RECORDS SUPPLIED:

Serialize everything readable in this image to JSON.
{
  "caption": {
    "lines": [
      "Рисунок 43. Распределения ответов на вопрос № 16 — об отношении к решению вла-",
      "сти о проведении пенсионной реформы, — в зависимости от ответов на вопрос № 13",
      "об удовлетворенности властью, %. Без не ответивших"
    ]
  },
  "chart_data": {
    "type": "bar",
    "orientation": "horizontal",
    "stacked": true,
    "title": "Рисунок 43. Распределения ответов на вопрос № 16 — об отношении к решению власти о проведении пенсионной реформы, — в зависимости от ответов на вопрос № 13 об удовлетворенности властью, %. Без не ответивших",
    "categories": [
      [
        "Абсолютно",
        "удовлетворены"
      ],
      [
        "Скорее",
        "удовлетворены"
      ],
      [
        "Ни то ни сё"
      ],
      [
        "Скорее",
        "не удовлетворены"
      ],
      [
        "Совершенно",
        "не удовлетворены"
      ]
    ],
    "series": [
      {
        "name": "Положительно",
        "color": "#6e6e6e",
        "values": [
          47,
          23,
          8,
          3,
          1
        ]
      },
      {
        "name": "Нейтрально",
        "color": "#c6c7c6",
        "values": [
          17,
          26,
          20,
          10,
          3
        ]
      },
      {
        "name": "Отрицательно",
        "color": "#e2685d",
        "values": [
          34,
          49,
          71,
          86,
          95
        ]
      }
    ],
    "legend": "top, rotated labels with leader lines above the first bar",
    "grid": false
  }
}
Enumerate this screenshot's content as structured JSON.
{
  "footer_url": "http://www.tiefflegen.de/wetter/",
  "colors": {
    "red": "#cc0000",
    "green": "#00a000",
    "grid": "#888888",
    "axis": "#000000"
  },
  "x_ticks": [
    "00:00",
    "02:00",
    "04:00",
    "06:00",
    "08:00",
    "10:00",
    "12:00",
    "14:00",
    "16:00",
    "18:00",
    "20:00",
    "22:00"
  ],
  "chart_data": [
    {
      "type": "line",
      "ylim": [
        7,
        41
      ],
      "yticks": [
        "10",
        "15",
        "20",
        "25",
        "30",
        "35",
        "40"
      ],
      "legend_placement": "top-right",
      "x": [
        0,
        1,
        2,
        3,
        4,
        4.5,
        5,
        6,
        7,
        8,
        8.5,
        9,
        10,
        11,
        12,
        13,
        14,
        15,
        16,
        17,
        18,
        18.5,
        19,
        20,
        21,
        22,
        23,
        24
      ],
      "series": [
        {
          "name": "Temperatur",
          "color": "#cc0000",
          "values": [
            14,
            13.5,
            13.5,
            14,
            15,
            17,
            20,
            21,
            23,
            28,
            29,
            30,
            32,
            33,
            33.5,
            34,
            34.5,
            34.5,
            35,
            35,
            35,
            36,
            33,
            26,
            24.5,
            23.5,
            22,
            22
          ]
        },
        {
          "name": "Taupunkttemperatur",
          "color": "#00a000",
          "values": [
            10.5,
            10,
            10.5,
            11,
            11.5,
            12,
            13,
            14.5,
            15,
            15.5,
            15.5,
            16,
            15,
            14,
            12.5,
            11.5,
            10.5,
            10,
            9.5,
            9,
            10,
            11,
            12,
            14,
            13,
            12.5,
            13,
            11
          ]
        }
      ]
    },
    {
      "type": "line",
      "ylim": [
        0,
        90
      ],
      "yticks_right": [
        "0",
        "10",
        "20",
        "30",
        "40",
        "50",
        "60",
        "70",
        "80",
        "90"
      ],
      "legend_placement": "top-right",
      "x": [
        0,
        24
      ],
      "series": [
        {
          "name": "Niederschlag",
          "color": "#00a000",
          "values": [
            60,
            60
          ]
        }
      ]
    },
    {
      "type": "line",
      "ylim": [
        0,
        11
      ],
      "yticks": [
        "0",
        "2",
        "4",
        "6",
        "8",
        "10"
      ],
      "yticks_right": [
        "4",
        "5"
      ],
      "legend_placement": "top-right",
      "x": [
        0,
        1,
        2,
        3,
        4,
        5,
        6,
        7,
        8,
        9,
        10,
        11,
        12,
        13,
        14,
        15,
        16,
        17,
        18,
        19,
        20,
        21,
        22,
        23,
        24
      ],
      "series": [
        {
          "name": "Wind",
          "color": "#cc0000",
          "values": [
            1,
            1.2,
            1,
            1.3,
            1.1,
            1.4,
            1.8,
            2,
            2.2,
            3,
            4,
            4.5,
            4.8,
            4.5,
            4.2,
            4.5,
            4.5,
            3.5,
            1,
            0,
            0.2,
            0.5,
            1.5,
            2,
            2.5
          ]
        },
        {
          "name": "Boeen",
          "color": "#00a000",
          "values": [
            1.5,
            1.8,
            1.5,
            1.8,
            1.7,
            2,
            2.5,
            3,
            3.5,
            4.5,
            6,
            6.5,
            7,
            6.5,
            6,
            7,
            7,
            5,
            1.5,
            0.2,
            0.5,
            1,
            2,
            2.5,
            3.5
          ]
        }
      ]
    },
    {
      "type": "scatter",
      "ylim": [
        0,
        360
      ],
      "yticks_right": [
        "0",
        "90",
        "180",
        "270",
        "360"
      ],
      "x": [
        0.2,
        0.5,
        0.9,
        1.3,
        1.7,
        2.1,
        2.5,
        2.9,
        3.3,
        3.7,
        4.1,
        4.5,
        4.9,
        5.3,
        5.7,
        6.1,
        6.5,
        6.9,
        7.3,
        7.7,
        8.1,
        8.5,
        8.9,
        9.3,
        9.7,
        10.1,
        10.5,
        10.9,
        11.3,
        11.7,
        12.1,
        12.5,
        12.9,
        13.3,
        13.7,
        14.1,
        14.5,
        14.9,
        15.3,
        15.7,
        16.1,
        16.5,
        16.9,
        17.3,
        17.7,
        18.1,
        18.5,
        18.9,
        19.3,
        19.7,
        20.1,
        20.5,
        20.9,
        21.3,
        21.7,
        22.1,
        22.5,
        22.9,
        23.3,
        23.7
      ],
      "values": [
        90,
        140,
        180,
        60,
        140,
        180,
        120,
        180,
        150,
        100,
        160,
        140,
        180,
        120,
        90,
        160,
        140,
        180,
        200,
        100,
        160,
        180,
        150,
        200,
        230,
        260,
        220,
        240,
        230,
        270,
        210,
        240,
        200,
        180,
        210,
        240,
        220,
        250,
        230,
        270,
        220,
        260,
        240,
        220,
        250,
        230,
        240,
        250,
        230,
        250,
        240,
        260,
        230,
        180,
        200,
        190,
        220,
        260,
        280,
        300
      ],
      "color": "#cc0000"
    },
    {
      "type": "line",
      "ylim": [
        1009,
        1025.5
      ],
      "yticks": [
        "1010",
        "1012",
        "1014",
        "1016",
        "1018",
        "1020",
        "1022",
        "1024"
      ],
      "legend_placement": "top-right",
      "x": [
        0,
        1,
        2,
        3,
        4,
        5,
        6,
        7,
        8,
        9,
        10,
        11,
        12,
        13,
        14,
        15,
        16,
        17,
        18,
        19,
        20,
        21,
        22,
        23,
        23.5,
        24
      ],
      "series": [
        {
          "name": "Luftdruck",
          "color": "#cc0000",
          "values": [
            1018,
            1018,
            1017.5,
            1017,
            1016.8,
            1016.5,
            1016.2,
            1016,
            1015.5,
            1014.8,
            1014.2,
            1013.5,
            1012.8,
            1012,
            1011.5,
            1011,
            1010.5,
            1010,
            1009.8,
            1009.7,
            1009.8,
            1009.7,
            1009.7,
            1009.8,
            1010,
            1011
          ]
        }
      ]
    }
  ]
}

SET PROBLEM: Repeat the lines above exactly.

TASK RESULT:
Serialize everything readable in this image to JSON.
{
  "caption": {
    "lines": [
      "Рисунок 43. Распределения ответов на вопрос № 16 — об отношении к решению вла-",
      "сти о проведении пенсионной реформы, — в зависимости от ответов на вопрос № 13",
      "об удовлетворенности властью, %. Без не ответивших"
    ]
  },
  "chart_data": {
    "type": "bar",
    "orientation": "horizontal",
    "stacked": true,
    "title": "Рисунок 43. Распределения ответов на вопрос № 16 — об отношении к решению власти о проведении пенсионной реформы, — в зависимости от ответов на вопрос № 13 об удовлетворенности властью, %. Без не ответивших",
    "categories": [
      [
        "Абсолютно",
        "удовлетворены"
      ],
      [
        "Скорее",
        "удовлетворены"
      ],
      [
        "Ни то ни сё"
      ],
      [
        "Скорее",
        "не удовлетворены"
      ],
      [
        "Совершенно",
        "не удовлетворены"
      ]
    ],
    "series": [
      {
        "name": "Положительно",
        "color": "#6e6e6e",
        "values": [
          47,
          23,
          8,
          3,
          1
        ]
      },
      {
        "name": "Нейтрально",
        "color": "#c6c7c6",
        "values": [
          17,
          26,
          20,
          10,
          3
        ]
      },
      {
        "name": "Отрицательно",
        "color": "#e2685d",
        "values": [
          34,
          49,
          71,
          86,
          95
        ]
      }
    ],
    "legend": "top, rotated labels with leader lines above the first bar",
    "grid": false
  }
}
Enumerate this screenshot's content as structured JSON.
{
  "footer_url": "http://www.tiefflegen.de/wetter/",
  "colors": {
    "red": "#cc0000",
    "green": "#00a000",
    "grid": "#888888",
    "axis": "#000000"
  },
  "x_ticks": [
    "00:00",
    "02:00",
    "04:00",
    "06:00",
    "08:00",
    "10:00",
    "12:00",
    "14:00",
    "16:00",
    "18:00",
    "20:00",
    "22:00"
  ],
  "chart_data": [
    {
      "type": "line",
      "ylim": [
        7,
        41
      ],
      "yticks": [
        "10",
        "15",
        "20",
        "25",
        "30",
        "35",
        "40"
      ],
      "legend_placement": "top-right",
      "x": [
        0,
        1,
        2,
        3,
        4,
        4.5,
        5,
        6,
        7,
        8,
        8.5,
        9,
        10,
        11,
        12,
        13,
        14,
        15,
        16,
        17,
        18,
        18.5,
        19,
        20,
        21,
        22,
        23,
        24
      ],
      "series": [
        {
          "name": "Temperatur",
          "color": "#cc0000",
          "values": [
            14,
            13.5,
            13.5,
            14,
            15,
            17,
            20,
            21,
            23,
            28,
            29,
            30,
            32,
            33,
            33.5,
            34,
            34.5,
            34.5,
            35,
            35,
            35,
            36,
            33,
            26,
            24.5,
            23.5,
            22,
            22
          ]
        },
        {
          "name": "Taupunkttemperatur",
          "color": "#00a000",
          "values": [
            10.5,
            10,
            10.5,
            11,
            11.5,
            12,
            13,
            14.5,
            15,
            15.5,
            15.5,
            16,
            15,
            14,
            12.5,
            11.5,
            10.5,
            10,
            9.5,
            9,
            10,
            11,
            12,
            14,
            13,
            12.5,
            13,
            11
          ]
        }
      ]
    },
    {
      "type": "line",
      "ylim": [
        0,
        90
      ],
      "yticks_right": [
        "0",
        "10",
        "20",
        "30",
        "40",
        "50",
        "60",
        "70",
        "80",
        "90"
      ],
      "legend_placement": "top-right",
      "x": [
        0,
        24
      ],
      "series": [
        {
          "name": "Niederschlag",
          "color": "#00a000",
          "values": [
            60,
            60
          ]
        }
      ]
    },
    {
      "type": "line",
      "ylim": [
        0,
        11
      ],
      "yticks": [
        "0",
        "2",
        "4",
        "6",
        "8",
        "10"
      ],
      "yticks_right": [
        "4",
        "5"
      ],
      "legend_placement": "top-right",
      "x": [
        0,
        1,
        2,
        3,
        4,
        5,
        6,
        7,
        8,
        9,
        10,
        11,
        12,
        13,
        14,
        15,
        16,
        17,
        18,
        19,
        20,
        21,
        22,
        23,
        24
      ],
      "series": [
        {
          "name": "Wind",
          "color": "#cc0000",
          "values": [
            1,
            1.2,
            1,
            1.3,
            1.1,
            1.4,
            1.8,
            2,
            2.2,
            3,
            4,
            4.5,
            4.8,
            4.5,
            4.2,
            4.5,
            4.5,
            3.5,
            1,
            0,
            0.2,
            0.5,
            1.5,
            2,
            2.5
          ]
        },
        {
          "name": "Boeen",
          "color": "#00a000",
          "values": [
            1.5,
            1.8,
            1.5,
            1.8,
            1.7,
            2,
            2.5,
            3,
            3.5,
            4.5,
            6,
            6.5,
            7,
            6.5,
            6,
            7,
            7,
            5,
            1.5,
            0.2,
            0.5,
            1,
            2,
            2.5,
            3.5
          ]
        }
      ]
    },
    {
      "type": "scatter",
      "ylim": [
        0,
        360
      ],
      "yticks_right": [
        "0",
        "90",
        "180",
        "270",
        "360"
      ],
      "x": [
        0.2,
        0.5,
        0.9,
        1.3,
        1.7,
        2.1,
        2.5,
        2.9,
        3.3,
        3.7,
        4.1,
        4.5,
        4.9,
        5.3,
        5.7,
        6.1,
        6.5,
        6.9,
        7.3,
        7.7,
        8.1,
        8.5,
        8.9,
        9.3,
        9.7,
        10.1,
        10.5,
        10.9,
        11.3,
        11.7,
        12.1,
        12.5,
        12.9,
        13.3,
        13.7,
        14.1,
        14.5,
        14.9,
        15.3,
        15.7,
        16.1,
        16.5,
        16.9,
        17.3,
        17.7,
        18.1,
        18.5,
        18.9,
        19.3,
        19.7,
        20.1,
        20.5,
        20.9,
        21.3,
        21.7,
        22.1,
        22.5,
        22.9,
        23.3,
        23.7
      ],
      "values": [
        90,
        140,
        180,
        60,
        140,
        180,
        120,
        180,
        150,
        100,
        160,
        140,
        180,
        120,
        90,
        160,
        140,
        180,
        200,
        100,
        160,
        180,
        150,
        200,
        230,
        260,
        220,
        240,
        230,
        270,
        210,
        240,
        200,
        180,
        210,
        240,
        220,
        250,
        230,
        270,
        220,
        260,
        240,
        220,
        250,
        230,
        240,
        250,
        230,
        250,
        240,
        260,
        230,
        180,
        200,
        190,
        220,
        260,
        280,
        300
      ],
      "color": "#cc0000"
    },
    {
      "type": "line",
      "ylim": [
        1009,
        1025.5
      ],
      "yticks": [
        "1010",
        "1012",
        "1014",
        "1016",
        "1018",
        "1020",
        "1022",
        "1024"
      ],
      "legend_placement": "top-right",
      "x": [
        0,
        1,
        2,
        3,
        4,
        5,
        6,
        7,
        8,
        9,
        10,
        11,
        12,
        13,
        14,
        15,
        16,
        17,
        18,
        19,
        20,
        21,
        22,
        23,
        23.5,
        24
      ],
      "series": [
        {
          "name": "Luftdruck",
          "color": "#cc0000",
          "values": [
            1018,
            1018,
            1017.5,
            1017,
            1016.8,
            1016.5,
            1016.2,
            1016,
            1015.5,
            1014.8,
            1014.2,
            1013.5,
            1012.8,
            1012,
            1011.5,
            1011,
            1010.5,
            1010,
            1009.8,
            1009.7,
            1009.8,
            1009.7,
            1009.7,
            1009.8,
            1010,
            1011
          ]
        }
      ]
    }
  ]
}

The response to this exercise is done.